— Start SUPPLIED ENTRIES —
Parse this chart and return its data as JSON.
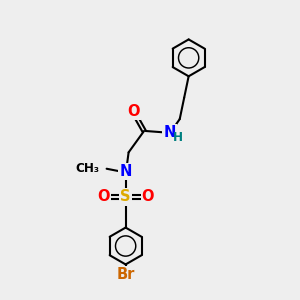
{
  "bg_color": "#eeeeee",
  "bond_color": "#000000",
  "atom_colors": {
    "O": "#ff0000",
    "N": "#0000ff",
    "H": "#008080",
    "S": "#ddaa00",
    "Br": "#cc6600",
    "C": "#000000"
  },
  "font_size": 10.5,
  "bond_width": 1.5,
  "hex_r": 0.62
}
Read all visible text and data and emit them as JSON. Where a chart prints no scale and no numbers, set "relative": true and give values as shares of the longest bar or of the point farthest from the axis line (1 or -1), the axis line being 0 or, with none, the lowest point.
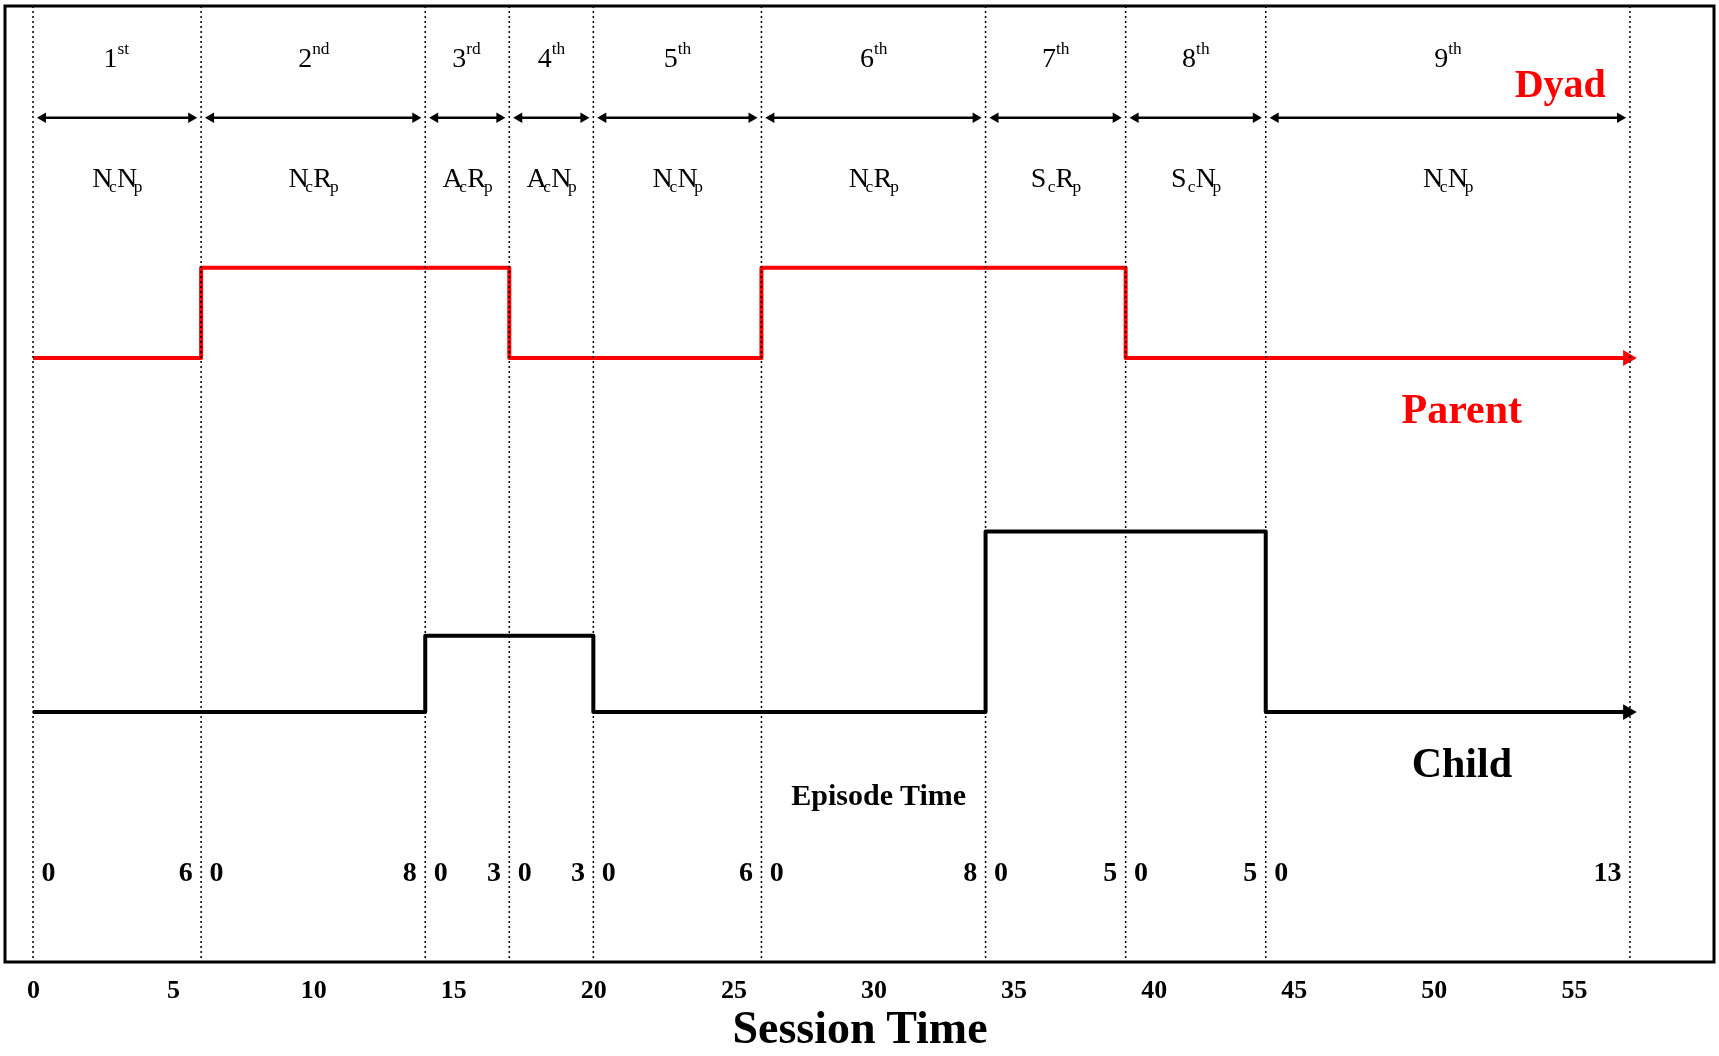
— End SUPPLIED ENTRIES —
## GOAL OF THE EXERCISE
Transcribe the full listing character for character. Pictures are excluded.

## FULL SOLUTION
Parse this chart and return its data as JSON.
{
  "bg_color": "#eeeeee",
  "bond_color": "#000000",
  "atom_colors": {
    "O": "#ff0000",
    "N": "#0000ff",
    "H": "#008080",
    "S": "#ddaa00",
    "Br": "#cc6600",
    "C": "#000000"
  },
  "font_size": 10.5,
  "bond_width": 1.5,
  "hex_r": 0.62
}
Read all visible text and data and emit them as JSON. Where a chart prints no scale and no numbers, set "relative": true and give values as shares of the longest bar or of the point farthest from the axis line (1 or -1), the axis line being 0 or, with none, the lowest point.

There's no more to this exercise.